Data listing
━━━━━━
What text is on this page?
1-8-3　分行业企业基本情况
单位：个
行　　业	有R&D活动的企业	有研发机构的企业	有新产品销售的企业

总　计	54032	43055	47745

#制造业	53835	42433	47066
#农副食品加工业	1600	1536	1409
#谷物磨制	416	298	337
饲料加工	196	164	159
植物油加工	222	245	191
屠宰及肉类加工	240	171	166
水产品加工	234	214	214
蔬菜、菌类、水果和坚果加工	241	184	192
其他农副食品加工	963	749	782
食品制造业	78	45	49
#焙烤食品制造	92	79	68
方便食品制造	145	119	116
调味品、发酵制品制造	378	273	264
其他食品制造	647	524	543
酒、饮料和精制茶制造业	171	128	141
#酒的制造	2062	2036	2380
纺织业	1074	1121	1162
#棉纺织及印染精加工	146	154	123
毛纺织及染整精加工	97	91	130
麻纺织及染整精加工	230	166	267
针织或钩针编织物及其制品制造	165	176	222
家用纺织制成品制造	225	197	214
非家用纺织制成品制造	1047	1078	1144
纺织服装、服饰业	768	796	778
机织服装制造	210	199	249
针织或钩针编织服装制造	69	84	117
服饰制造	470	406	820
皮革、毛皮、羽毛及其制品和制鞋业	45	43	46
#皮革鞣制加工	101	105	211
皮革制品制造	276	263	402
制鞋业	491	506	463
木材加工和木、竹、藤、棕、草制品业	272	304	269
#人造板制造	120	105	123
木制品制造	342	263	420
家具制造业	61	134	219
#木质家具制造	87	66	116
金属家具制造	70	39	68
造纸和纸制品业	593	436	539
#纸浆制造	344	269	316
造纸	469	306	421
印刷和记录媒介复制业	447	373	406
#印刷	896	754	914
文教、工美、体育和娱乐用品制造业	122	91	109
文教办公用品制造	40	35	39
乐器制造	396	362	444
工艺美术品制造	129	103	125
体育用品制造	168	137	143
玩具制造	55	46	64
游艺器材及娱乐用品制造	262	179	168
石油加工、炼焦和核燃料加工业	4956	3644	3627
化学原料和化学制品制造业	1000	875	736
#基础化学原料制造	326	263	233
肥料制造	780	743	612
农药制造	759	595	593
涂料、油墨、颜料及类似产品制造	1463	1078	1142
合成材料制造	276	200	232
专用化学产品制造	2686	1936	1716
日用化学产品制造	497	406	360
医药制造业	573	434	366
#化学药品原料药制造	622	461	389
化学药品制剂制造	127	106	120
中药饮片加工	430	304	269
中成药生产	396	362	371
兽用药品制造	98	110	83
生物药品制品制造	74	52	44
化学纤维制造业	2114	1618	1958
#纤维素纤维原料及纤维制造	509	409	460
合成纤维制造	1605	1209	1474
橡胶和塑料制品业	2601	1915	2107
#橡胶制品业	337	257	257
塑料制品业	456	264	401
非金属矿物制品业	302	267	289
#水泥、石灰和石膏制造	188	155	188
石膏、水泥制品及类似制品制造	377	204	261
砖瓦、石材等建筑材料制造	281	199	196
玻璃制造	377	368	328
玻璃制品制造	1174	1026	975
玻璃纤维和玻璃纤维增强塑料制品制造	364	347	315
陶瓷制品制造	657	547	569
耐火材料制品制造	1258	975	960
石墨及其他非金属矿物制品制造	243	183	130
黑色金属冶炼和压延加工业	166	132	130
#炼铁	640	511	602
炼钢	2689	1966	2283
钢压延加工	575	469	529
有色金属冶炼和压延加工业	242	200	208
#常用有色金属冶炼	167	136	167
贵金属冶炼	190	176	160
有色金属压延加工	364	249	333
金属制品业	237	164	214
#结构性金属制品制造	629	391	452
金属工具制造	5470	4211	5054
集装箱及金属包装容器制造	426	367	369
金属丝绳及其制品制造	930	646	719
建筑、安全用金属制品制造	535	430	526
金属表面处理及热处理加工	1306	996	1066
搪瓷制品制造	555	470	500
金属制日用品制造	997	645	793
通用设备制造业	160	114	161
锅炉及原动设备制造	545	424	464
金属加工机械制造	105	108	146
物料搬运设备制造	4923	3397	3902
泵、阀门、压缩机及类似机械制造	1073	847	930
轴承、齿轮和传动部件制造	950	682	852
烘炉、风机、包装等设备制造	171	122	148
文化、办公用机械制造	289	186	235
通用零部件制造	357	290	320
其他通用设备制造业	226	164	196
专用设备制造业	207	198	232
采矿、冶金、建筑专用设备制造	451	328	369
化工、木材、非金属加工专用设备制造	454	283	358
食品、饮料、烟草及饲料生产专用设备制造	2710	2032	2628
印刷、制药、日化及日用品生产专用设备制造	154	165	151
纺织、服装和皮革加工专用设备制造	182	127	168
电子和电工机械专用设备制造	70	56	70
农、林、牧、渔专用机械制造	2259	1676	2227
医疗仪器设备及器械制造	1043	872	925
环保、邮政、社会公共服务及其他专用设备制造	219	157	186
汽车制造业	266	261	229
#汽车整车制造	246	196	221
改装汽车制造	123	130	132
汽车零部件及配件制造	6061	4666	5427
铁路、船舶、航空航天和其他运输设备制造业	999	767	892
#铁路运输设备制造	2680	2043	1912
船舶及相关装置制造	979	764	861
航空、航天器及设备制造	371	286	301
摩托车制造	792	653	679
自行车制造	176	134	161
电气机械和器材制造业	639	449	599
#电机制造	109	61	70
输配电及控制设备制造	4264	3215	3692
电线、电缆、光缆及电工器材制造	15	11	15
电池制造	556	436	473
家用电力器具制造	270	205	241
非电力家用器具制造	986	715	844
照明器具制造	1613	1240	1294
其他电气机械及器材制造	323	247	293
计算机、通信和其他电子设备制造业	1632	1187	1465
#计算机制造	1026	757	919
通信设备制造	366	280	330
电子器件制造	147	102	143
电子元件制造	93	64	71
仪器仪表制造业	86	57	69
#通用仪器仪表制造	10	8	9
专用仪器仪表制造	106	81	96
━━━━━━
* Your instructions
Extract all lines as given.

* Solution for this exercise
What text is on this page?
1-8-3　分行业企业基本情况
单位：个
行　　业	有R&D活动的企业	有研发机构的企业	有新产品销售的企业

总　计	54032	43055	47745

#制造业	53835	42433	47066
#农副食品加工业	1600	1536	1409
#谷物磨制	416	298	337
饲料加工	196	164	159
植物油加工	222	245	191
屠宰及肉类加工	240	171	166
水产品加工	234	214	214
蔬菜、菌类、水果和坚果加工	241	184	192
其他农副食品加工	963	749	782
食品制造业	78	45	49
#焙烤食品制造	92	79	68
方便食品制造	145	119	116
调味品、发酵制品制造	378	273	264
其他食品制造	647	524	543
酒、饮料和精制茶制造业	171	128	141
#酒的制造	2062	2036	2380
纺织业	1074	1121	1162
#棉纺织及印染精加工	146	154	123
毛纺织及染整精加工	97	91	130
麻纺织及染整精加工	230	166	267
针织或钩针编织物及其制品制造	165	176	222
家用纺织制成品制造	225	197	214
非家用纺织制成品制造	1047	1078	1144
纺织服装、服饰业	768	796	778
机织服装制造	210	199	249
针织或钩针编织服装制造	69	84	117
服饰制造	470	406	820
皮革、毛皮、羽毛及其制品和制鞋业	45	43	46
#皮革鞣制加工	101	105	211
皮革制品制造	276	263	402
制鞋业	491	506	463
木材加工和木、竹、藤、棕、草制品业	272	304	269
#人造板制造	120	105	123
木制品制造	342	263	420
家具制造业	61	134	219
#木质家具制造	87	66	116
金属家具制造	70	39	68
造纸和纸制品业	593	436	539
#纸浆制造	344	269	316
造纸	469	306	421
印刷和记录媒介复制业	447	373	406
#印刷	896	754	914
文教、工美、体育和娱乐用品制造业	122	91	109
文教办公用品制造	40	35	39
乐器制造	396	362	444
工艺美术品制造	129	103	125
体育用品制造	168	137	143
玩具制造	55	46	64
游艺器材及娱乐用品制造	262	179	168
石油加工、炼焦和核燃料加工业	4956	3644	3627
化学原料和化学制品制造业	1000	875	736
#基础化学原料制造	326	263	233
肥料制造	780	743	612
农药制造	759	595	593
涂料、油墨、颜料及类似产品制造	1463	1078	1142
合成材料制造	276	200	232
专用化学产品制造	2686	1936	1716
日用化学产品制造	497	406	360
医药制造业	573	434	366
#化学药品原料药制造	622	461	389
化学药品制剂制造	127	106	120
中药饮片加工	430	304	269
中成药生产	396	362	371
兽用药品制造	98	110	83
生物药品制品制造	74	52	44
化学纤维制造业	2114	1618	1958
#纤维素纤维原料及纤维制造	509	409	460
合成纤维制造	1605	1209	1474
橡胶和塑料制品业	2601	1915	2107
#橡胶制品业	337	257	257
塑料制品业	456	264	401
非金属矿物制品业	302	267	289
#水泥、石灰和石膏制造	188	155	188
石膏、水泥制品及类似制品制造	377	204	261
砖瓦、石材等建筑材料制造	281	199	196
玻璃制造	377	368	328
玻璃制品制造	1174	1026	975
玻璃纤维和玻璃纤维增强塑料制品制造	364	347	315
陶瓷制品制造	657	547	569
耐火材料制品制造	1258	975	960
石墨及其他非金属矿物制品制造	243	183	130
黑色金属冶炼和压延加工业	166	132	130
#炼铁	640	511	602
炼钢	2689	1966	2283
钢压延加工	575	469	529
有色金属冶炼和压延加工业	242	200	208
#常用有色金属冶炼	167	136	167
贵金属冶炼	190	176	160
有色金属压延加工	364	249	333
金属制品业	237	164	214
#结构性金属制品制造	629	391	452
金属工具制造	5470	4211	5054
集装箱及金属包装容器制造	426	367	369
金属丝绳及其制品制造	930	646	719
建筑、安全用金属制品制造	535	430	526
金属表面处理及热处理加工	1306	996	1066
搪瓷制品制造	555	470	500
金属制日用品制造	997	645	793
通用设备制造业	160	114	161
锅炉及原动设备制造	545	424	464
金属加工机械制造	105	108	146
物料搬运设备制造	4923	3397	3902
泵、阀门、压缩机及类似机械制造	1073	847	930
轴承、齿轮和传动部件制造	950	682	852
烘炉、风机、包装等设备制造	171	122	148
文化、办公用机械制造	289	186	235
通用零部件制造	357	290	320
其他通用设备制造业	226	164	196
专用设备制造业	207	198	232
采矿、冶金、建筑专用设备制造	451	328	369
化工、木材、非金属加工专用设备制造	454	283	358
食品、饮料、烟草及饲料生产专用设备制造	2710	2032	2628
印刷、制药、日化及日用品生产专用设备制造	154	165	151
纺织、服装和皮革加工专用设备制造	182	127	168
电子和电工机械专用设备制造	70	56	70
农、林、牧、渔专用机械制造	2259	1676	2227
医疗仪器设备及器械制造	1043	872	925
环保、邮政、社会公共服务及其他专用设备制造	219	157	186
汽车制造业	266	261	229
#汽车整车制造	246	196	221
改装汽车制造	123	130	132
汽车零部件及配件制造	6061	4666	5427
铁路、船舶、航空航天和其他运输设备制造业	999	767	892
#铁路运输设备制造	2680	2043	1912
船舶及相关装置制造	979	764	861
航空、航天器及设备制造	371	286	301
摩托车制造	792	653	679
自行车制造	176	134	161
电气机械和器材制造业	639	449	599
#电机制造	109	61	70
输配电及控制设备制造	4264	3215	3692
电线、电缆、光缆及电工器材制造	15	11	15
电池制造	556	436	473
家用电力器具制造	270	205	241
非电力家用器具制造	986	715	844
照明器具制造	1613	1240	1294
其他电气机械及器材制造	323	247	293
计算机、通信和其他电子设备制造业	1632	1187	1465
#计算机制造	1026	757	919
通信设备制造	366	280	330
电子器件制造	147	102	143
电子元件制造	93	64	71
仪器仪表制造业	86	57	69
#通用仪器仪表制造	10	8	9
专用仪器仪表制造	106	81	96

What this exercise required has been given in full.